*Problem statement*
Without the pictures, return each record as it appears.

*Data supplied*
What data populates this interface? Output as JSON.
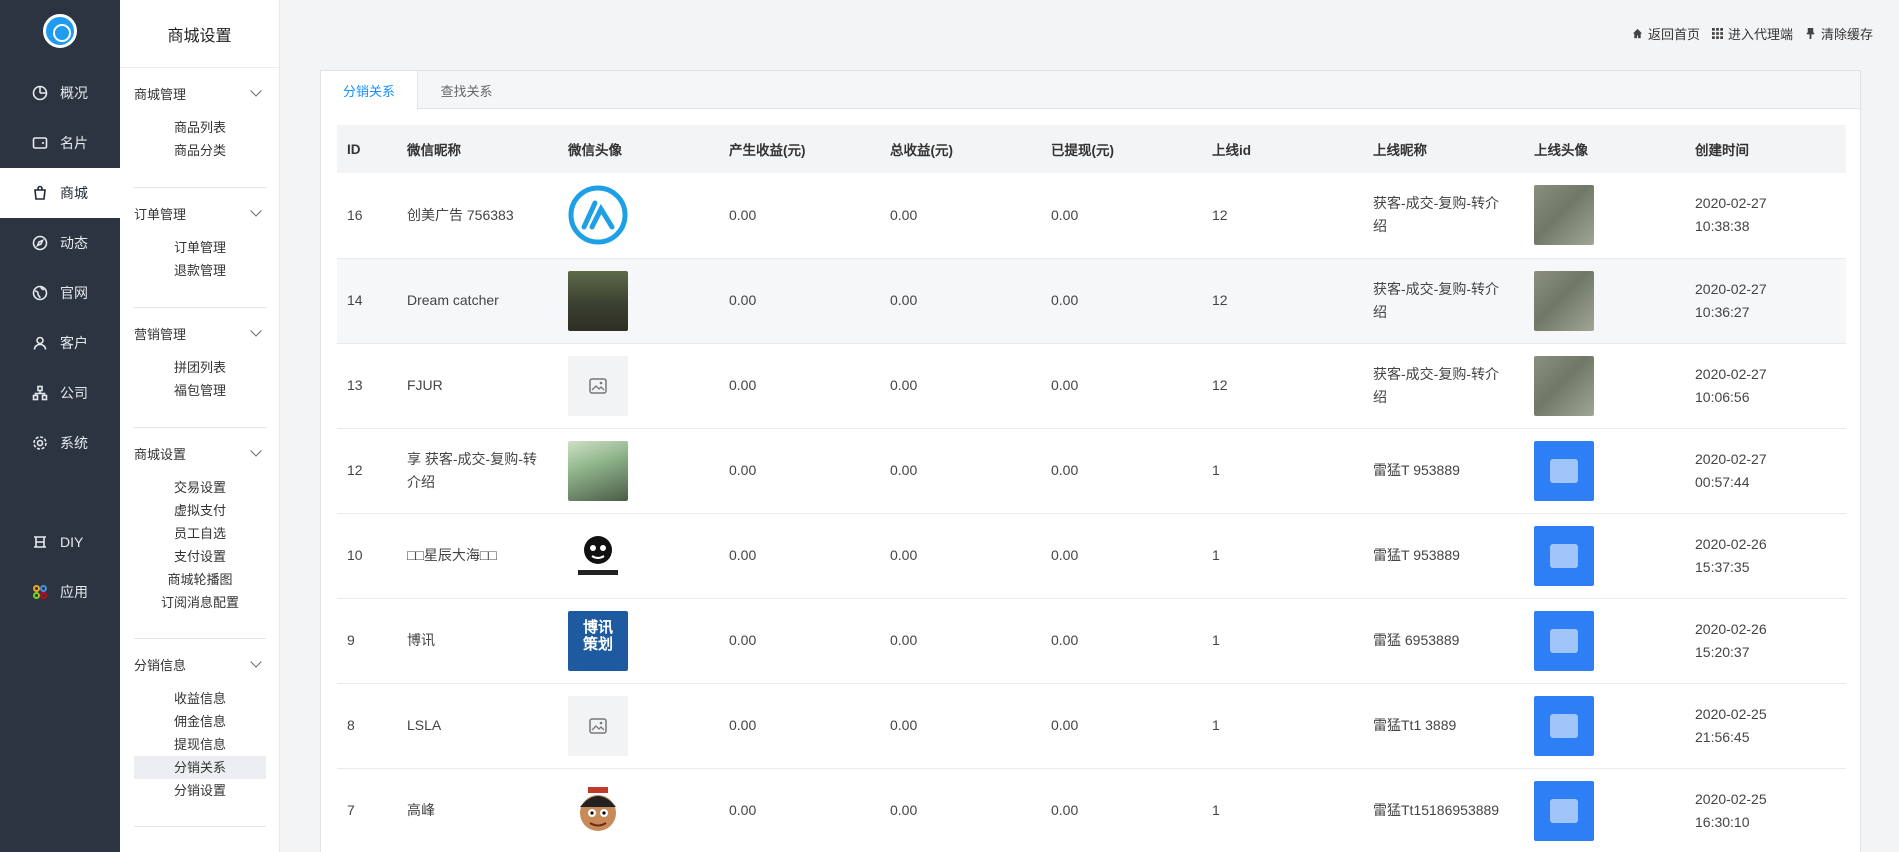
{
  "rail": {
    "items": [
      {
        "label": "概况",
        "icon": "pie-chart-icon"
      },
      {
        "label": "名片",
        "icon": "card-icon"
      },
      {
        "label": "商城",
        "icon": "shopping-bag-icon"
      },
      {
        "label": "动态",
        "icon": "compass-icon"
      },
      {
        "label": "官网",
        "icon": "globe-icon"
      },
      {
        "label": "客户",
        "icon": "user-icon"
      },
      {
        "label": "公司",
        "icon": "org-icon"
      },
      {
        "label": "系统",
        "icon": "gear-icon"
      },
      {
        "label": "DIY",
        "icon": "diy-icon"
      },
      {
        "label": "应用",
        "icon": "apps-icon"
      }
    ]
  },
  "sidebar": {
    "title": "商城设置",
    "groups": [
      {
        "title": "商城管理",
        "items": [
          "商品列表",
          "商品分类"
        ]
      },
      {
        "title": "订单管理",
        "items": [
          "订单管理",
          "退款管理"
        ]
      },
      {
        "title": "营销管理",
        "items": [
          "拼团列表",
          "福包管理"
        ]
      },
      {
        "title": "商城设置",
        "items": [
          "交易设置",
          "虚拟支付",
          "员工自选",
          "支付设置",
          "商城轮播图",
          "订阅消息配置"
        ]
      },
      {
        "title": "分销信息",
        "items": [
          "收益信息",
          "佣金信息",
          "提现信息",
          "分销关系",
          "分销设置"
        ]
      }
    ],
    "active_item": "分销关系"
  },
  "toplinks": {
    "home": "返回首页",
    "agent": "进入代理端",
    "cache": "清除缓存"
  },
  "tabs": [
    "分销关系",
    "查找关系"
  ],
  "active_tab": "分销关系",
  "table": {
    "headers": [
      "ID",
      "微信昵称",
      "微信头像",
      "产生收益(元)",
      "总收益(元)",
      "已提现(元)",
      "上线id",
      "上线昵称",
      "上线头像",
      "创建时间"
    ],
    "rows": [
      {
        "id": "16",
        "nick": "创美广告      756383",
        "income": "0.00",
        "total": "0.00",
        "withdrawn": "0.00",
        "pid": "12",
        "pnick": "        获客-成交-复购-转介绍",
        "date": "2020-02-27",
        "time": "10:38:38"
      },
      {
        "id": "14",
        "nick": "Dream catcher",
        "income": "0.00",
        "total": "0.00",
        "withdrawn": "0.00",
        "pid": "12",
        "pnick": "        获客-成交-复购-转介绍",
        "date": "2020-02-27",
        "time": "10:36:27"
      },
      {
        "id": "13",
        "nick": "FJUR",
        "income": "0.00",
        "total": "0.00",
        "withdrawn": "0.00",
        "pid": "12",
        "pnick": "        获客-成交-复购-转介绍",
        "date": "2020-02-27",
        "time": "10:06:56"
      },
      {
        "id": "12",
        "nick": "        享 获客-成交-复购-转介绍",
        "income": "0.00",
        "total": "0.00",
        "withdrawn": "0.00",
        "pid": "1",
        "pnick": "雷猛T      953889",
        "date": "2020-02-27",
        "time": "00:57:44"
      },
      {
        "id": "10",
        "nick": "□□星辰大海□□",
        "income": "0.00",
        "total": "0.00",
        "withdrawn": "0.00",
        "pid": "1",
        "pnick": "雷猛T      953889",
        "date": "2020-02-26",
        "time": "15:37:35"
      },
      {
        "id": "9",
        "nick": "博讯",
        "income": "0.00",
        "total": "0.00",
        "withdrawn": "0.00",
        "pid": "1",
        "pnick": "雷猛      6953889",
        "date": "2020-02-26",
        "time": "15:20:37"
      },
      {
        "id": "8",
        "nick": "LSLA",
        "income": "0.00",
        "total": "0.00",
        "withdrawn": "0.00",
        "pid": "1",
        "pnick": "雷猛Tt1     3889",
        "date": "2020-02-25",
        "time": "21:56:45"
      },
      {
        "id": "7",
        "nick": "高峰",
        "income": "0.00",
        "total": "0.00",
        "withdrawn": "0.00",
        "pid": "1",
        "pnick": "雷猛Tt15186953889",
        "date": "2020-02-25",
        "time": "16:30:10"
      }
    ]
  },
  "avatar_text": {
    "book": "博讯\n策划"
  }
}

*Solution to this task*
What data populates this interface? Output as JSON.
{
  "rail": {
    "items": [
      {
        "label": "概况",
        "icon": "pie-chart-icon"
      },
      {
        "label": "名片",
        "icon": "card-icon"
      },
      {
        "label": "商城",
        "icon": "shopping-bag-icon"
      },
      {
        "label": "动态",
        "icon": "compass-icon"
      },
      {
        "label": "官网",
        "icon": "globe-icon"
      },
      {
        "label": "客户",
        "icon": "user-icon"
      },
      {
        "label": "公司",
        "icon": "org-icon"
      },
      {
        "label": "系统",
        "icon": "gear-icon"
      },
      {
        "label": "DIY",
        "icon": "diy-icon"
      },
      {
        "label": "应用",
        "icon": "apps-icon"
      }
    ]
  },
  "sidebar": {
    "title": "商城设置",
    "groups": [
      {
        "title": "商城管理",
        "items": [
          "商品列表",
          "商品分类"
        ]
      },
      {
        "title": "订单管理",
        "items": [
          "订单管理",
          "退款管理"
        ]
      },
      {
        "title": "营销管理",
        "items": [
          "拼团列表",
          "福包管理"
        ]
      },
      {
        "title": "商城设置",
        "items": [
          "交易设置",
          "虚拟支付",
          "员工自选",
          "支付设置",
          "商城轮播图",
          "订阅消息配置"
        ]
      },
      {
        "title": "分销信息",
        "items": [
          "收益信息",
          "佣金信息",
          "提现信息",
          "分销关系",
          "分销设置"
        ]
      }
    ],
    "active_item": "分销关系"
  },
  "toplinks": {
    "home": "返回首页",
    "agent": "进入代理端",
    "cache": "清除缓存"
  },
  "tabs": [
    "分销关系",
    "查找关系"
  ],
  "active_tab": "分销关系",
  "table": {
    "headers": [
      "ID",
      "微信昵称",
      "微信头像",
      "产生收益(元)",
      "总收益(元)",
      "已提现(元)",
      "上线id",
      "上线昵称",
      "上线头像",
      "创建时间"
    ],
    "rows": [
      {
        "id": "16",
        "nick": "创美广告      756383",
        "income": "0.00",
        "total": "0.00",
        "withdrawn": "0.00",
        "pid": "12",
        "pnick": "        获客-成交-复购-转介绍",
        "date": "2020-02-27",
        "time": "10:38:38"
      },
      {
        "id": "14",
        "nick": "Dream catcher",
        "income": "0.00",
        "total": "0.00",
        "withdrawn": "0.00",
        "pid": "12",
        "pnick": "        获客-成交-复购-转介绍",
        "date": "2020-02-27",
        "time": "10:36:27"
      },
      {
        "id": "13",
        "nick": "FJUR",
        "income": "0.00",
        "total": "0.00",
        "withdrawn": "0.00",
        "pid": "12",
        "pnick": "        获客-成交-复购-转介绍",
        "date": "2020-02-27",
        "time": "10:06:56"
      },
      {
        "id": "12",
        "nick": "        享 获客-成交-复购-转介绍",
        "income": "0.00",
        "total": "0.00",
        "withdrawn": "0.00",
        "pid": "1",
        "pnick": "雷猛T      953889",
        "date": "2020-02-27",
        "time": "00:57:44"
      },
      {
        "id": "10",
        "nick": "□□星辰大海□□",
        "income": "0.00",
        "total": "0.00",
        "withdrawn": "0.00",
        "pid": "1",
        "pnick": "雷猛T      953889",
        "date": "2020-02-26",
        "time": "15:37:35"
      },
      {
        "id": "9",
        "nick": "博讯",
        "income": "0.00",
        "total": "0.00",
        "withdrawn": "0.00",
        "pid": "1",
        "pnick": "雷猛      6953889",
        "date": "2020-02-26",
        "time": "15:20:37"
      },
      {
        "id": "8",
        "nick": "LSLA",
        "income": "0.00",
        "total": "0.00",
        "withdrawn": "0.00",
        "pid": "1",
        "pnick": "雷猛Tt1     3889",
        "date": "2020-02-25",
        "time": "21:56:45"
      },
      {
        "id": "7",
        "nick": "高峰",
        "income": "0.00",
        "total": "0.00",
        "withdrawn": "0.00",
        "pid": "1",
        "pnick": "雷猛Tt15186953889",
        "date": "2020-02-25",
        "time": "16:30:10"
      }
    ]
  },
  "avatar_text": {
    "book": "博讯\n策划"
  }
}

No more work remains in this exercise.